▶ **Required task**
Transcribe every entry below word for word, but skip the pictures.

▶ **Provided data**
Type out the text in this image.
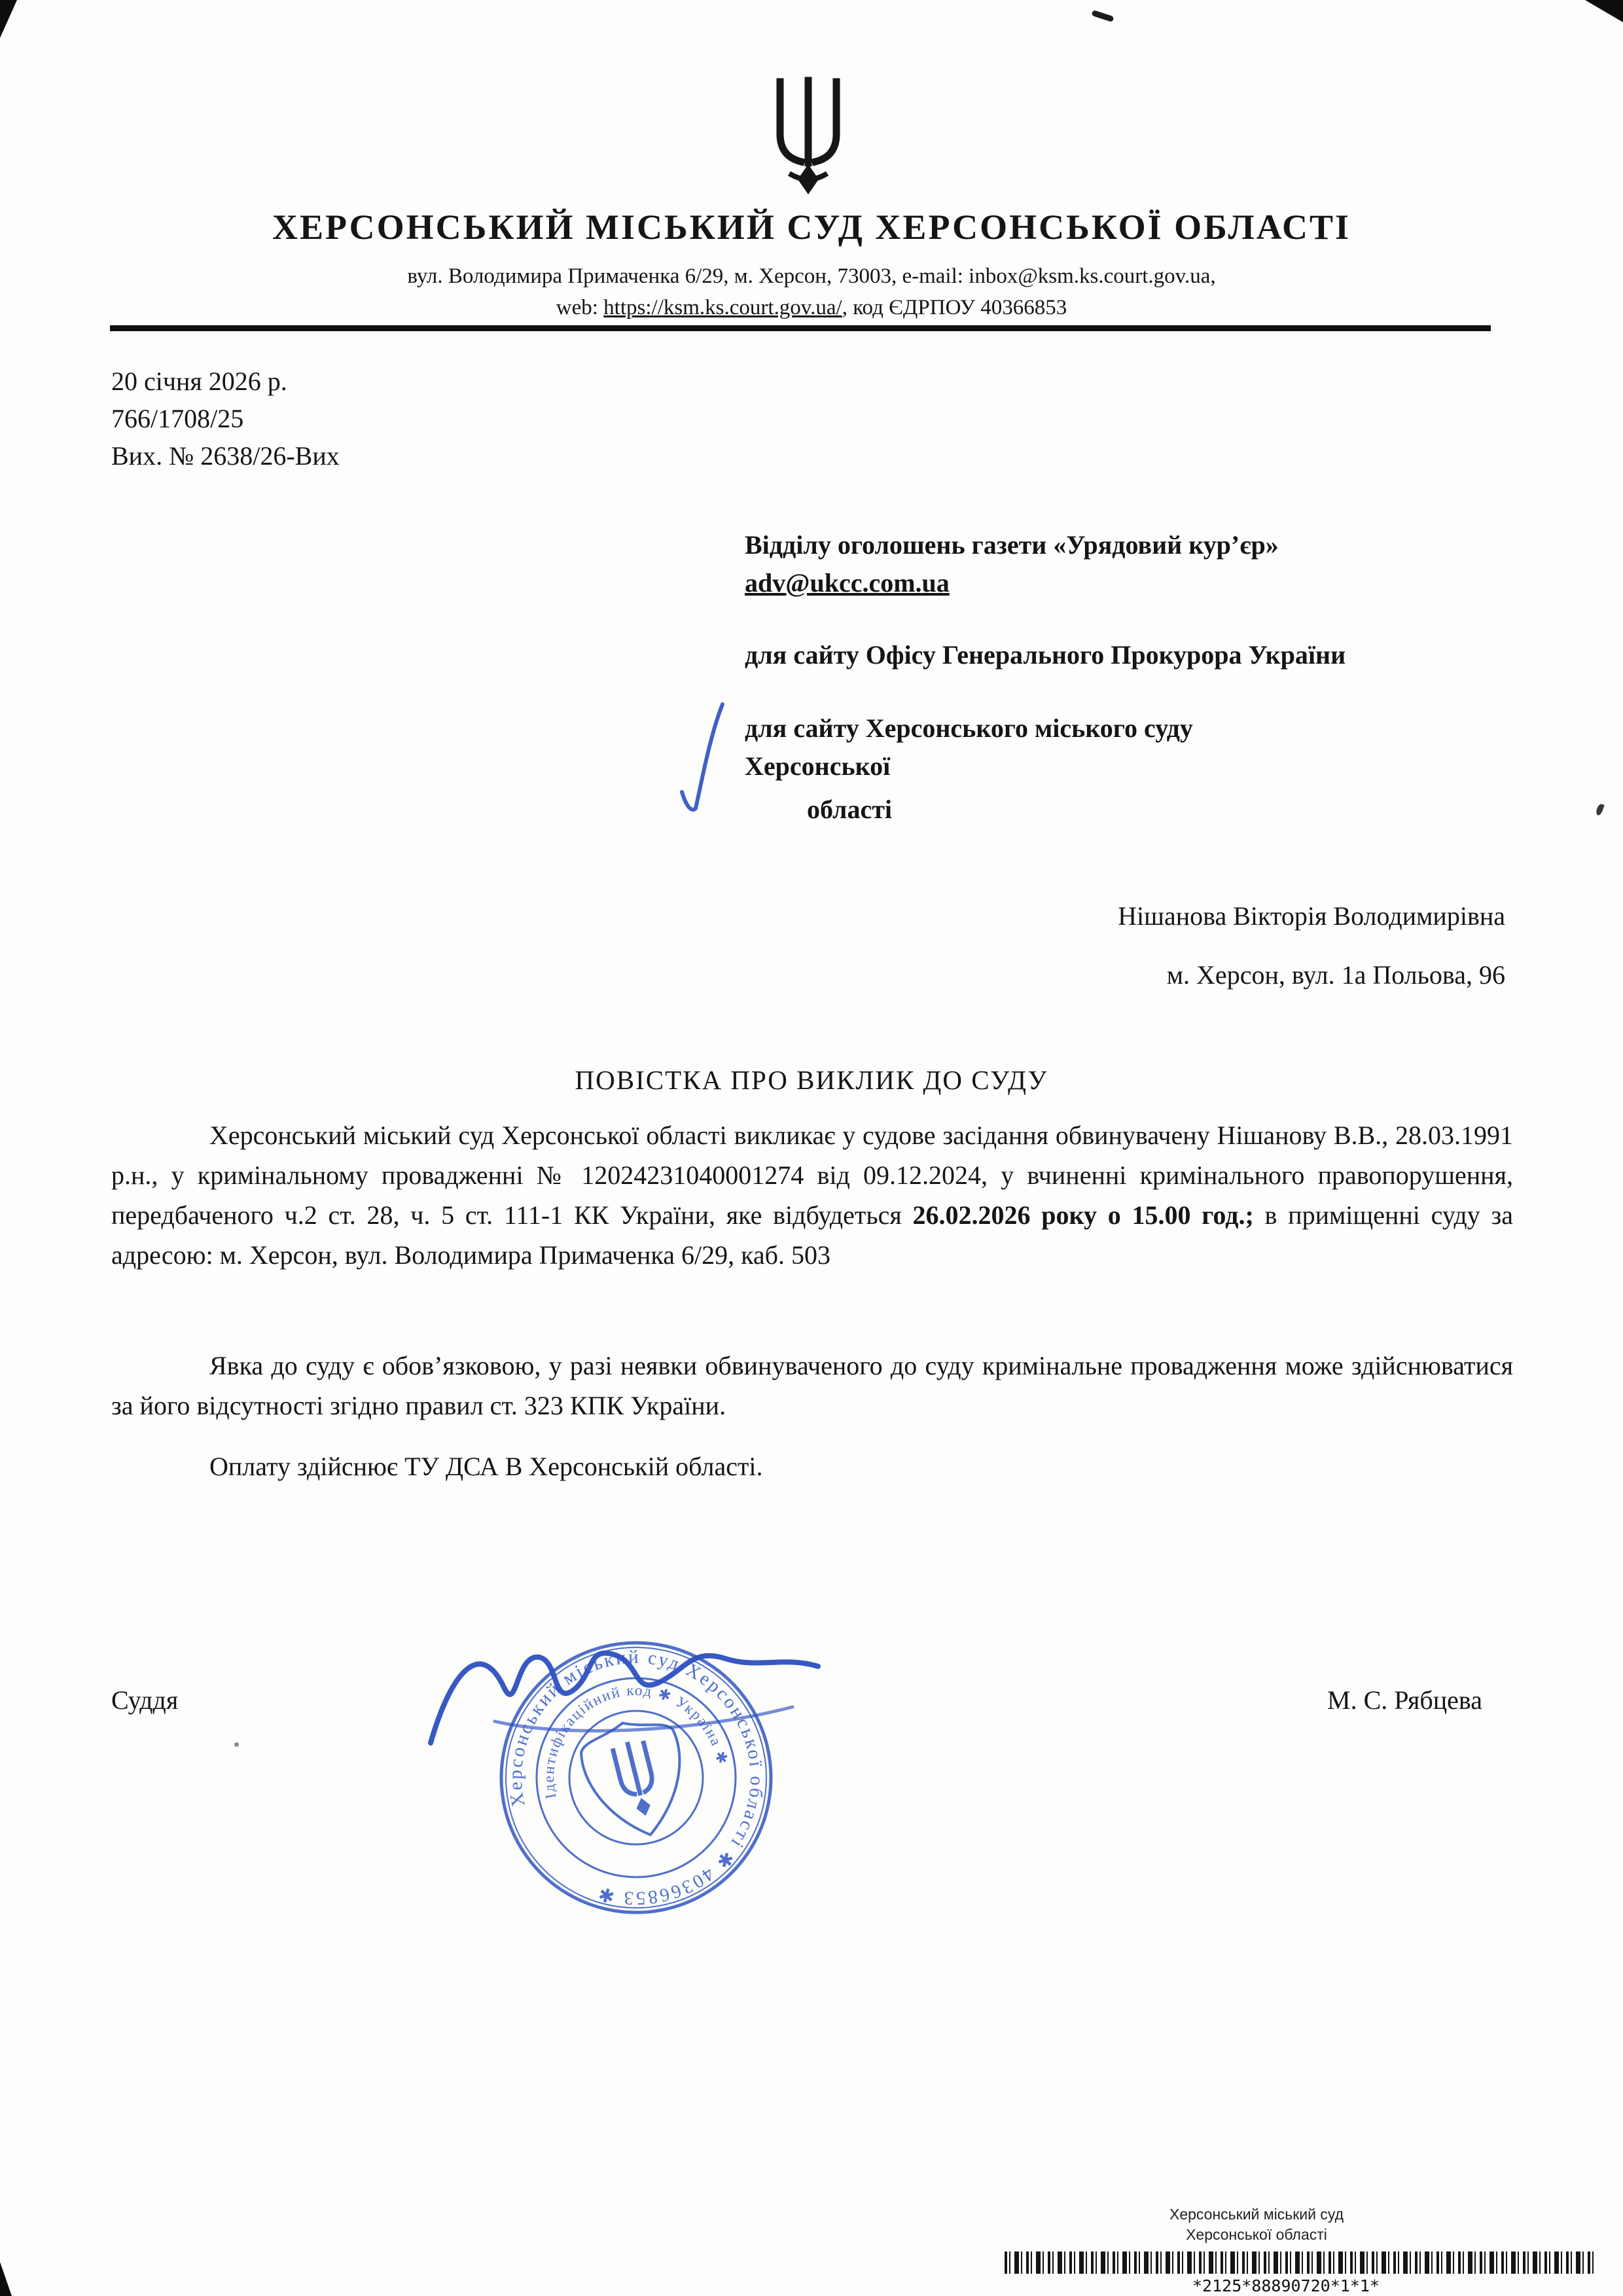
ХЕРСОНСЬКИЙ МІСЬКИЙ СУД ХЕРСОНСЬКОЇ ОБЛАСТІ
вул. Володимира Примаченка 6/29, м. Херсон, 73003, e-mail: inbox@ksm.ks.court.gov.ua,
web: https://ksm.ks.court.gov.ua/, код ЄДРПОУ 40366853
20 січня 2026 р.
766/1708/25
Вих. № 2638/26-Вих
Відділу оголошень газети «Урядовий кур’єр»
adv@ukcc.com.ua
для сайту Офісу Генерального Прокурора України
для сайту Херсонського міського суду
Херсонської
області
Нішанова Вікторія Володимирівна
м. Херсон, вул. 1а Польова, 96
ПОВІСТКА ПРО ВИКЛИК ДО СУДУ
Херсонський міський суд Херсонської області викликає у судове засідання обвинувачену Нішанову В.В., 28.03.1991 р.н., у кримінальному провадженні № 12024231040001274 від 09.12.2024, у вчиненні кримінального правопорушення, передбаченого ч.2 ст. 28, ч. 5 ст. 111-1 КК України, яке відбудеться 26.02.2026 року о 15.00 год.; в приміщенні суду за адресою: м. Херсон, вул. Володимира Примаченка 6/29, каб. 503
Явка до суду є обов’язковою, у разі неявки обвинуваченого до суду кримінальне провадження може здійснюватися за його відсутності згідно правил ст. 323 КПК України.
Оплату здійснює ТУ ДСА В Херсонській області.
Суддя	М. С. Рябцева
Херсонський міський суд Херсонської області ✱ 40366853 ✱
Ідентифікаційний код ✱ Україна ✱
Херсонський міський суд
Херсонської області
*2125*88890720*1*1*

▶ **Task solution**
Type out the text in this image.
ХЕРСОНСЬКИЙ МІСЬКИЙ СУД ХЕРСОНСЬКОЇ ОБЛАСТІ
вул. Володимира Примаченка 6/29, м. Херсон, 73003, e-mail: inbox@ksm.ks.court.gov.ua,
web: https://ksm.ks.court.gov.ua/, код ЄДРПОУ 40366853
20 січня 2026 р.
766/1708/25
Вих. № 2638/26-Вих
Відділу оголошень газети «Урядовий кур’єр»
adv@ukcc.com.ua
для сайту Офісу Генерального Прокурора України
для сайту Херсонського міського суду
Херсонської
області
Нішанова Вікторія Володимирівна
м. Херсон, вул. 1а Польова, 96
ПОВІСТКА ПРО ВИКЛИК ДО СУДУ
Херсонський міський суд Херсонської області викликає у судове засідання обвинувачену Нішанову В.В., 28.03.1991 р.н., у кримінальному провадженні № 12024231040001274 від 09.12.2024, у вчиненні кримінального правопорушення, передбаченого ч.2 ст. 28, ч. 5 ст. 111-1 КК України, яке відбудеться 26.02.2026 року о 15.00 год.; в приміщенні суду за адресою: м. Херсон, вул. Володимира Примаченка 6/29, каб. 503
Явка до суду є обов’язковою, у разі неявки обвинуваченого до суду кримінальне провадження може здійснюватися за його відсутності згідно правил ст. 323 КПК України.
Оплату здійснює ТУ ДСА В Херсонській області.
Суддя	М. С. Рябцева
Херсонський міський суд Херсонської області ✱ 40366853 ✱
Ідентифікаційний код ✱ Україна ✱
Херсонський міський суд
Херсонської області
*2125*88890720*1*1*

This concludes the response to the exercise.